#### [What is being asked]
Transcribe every entry word for word. Skip the pictures.

═════ Rows

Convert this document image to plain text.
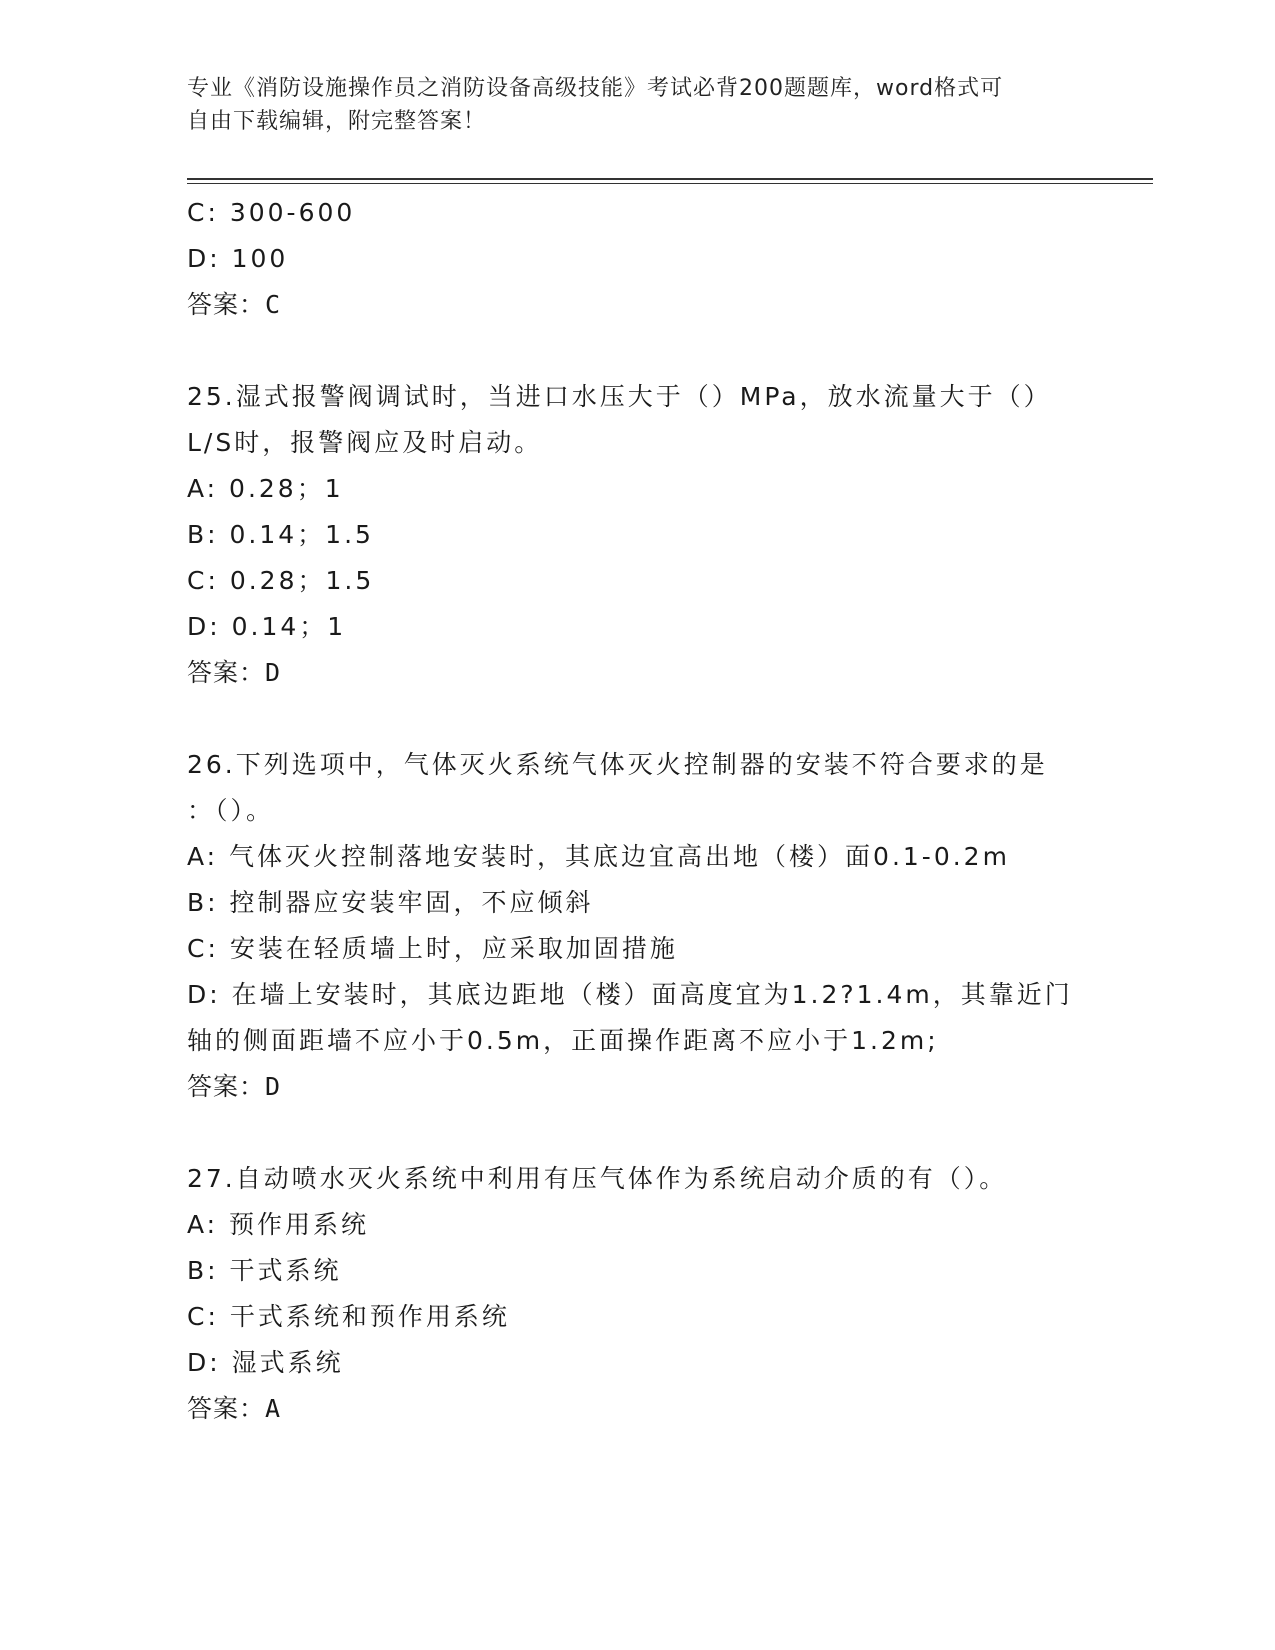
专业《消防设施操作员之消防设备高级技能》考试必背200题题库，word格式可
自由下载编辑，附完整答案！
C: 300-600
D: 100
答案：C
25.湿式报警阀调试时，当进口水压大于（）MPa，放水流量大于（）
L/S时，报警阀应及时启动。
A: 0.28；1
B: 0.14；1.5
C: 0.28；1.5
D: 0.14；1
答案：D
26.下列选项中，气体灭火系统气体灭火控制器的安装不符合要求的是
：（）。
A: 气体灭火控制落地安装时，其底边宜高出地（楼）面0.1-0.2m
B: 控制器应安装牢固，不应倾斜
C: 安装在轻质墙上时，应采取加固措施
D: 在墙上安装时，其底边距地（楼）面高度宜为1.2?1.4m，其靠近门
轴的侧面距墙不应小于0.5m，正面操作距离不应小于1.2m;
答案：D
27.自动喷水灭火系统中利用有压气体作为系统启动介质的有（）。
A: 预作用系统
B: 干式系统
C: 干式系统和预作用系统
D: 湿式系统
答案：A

══════════

#### [Correct answer]
Convert this document image to plain text.
专业《消防设施操作员之消防设备高级技能》考试必背200题题库，word格式可
自由下载编辑，附完整答案！
C: 300-600
D: 100
答案：C
25.湿式报警阀调试时，当进口水压大于（）MPa，放水流量大于（）
L/S时，报警阀应及时启动。
A: 0.28；1
B: 0.14；1.5
C: 0.28；1.5
D: 0.14；1
答案：D
26.下列选项中，气体灭火系统气体灭火控制器的安装不符合要求的是
：（）。
A: 气体灭火控制落地安装时，其底边宜高出地（楼）面0.1-0.2m
B: 控制器应安装牢固，不应倾斜
C: 安装在轻质墙上时，应采取加固措施
D: 在墙上安装时，其底边距地（楼）面高度宜为1.2?1.4m，其靠近门
轴的侧面距墙不应小于0.5m，正面操作距离不应小于1.2m;
答案：D
27.自动喷水灭火系统中利用有压气体作为系统启动介质的有（）。
A: 预作用系统
B: 干式系统
C: 干式系统和预作用系统
D: 湿式系统
答案：A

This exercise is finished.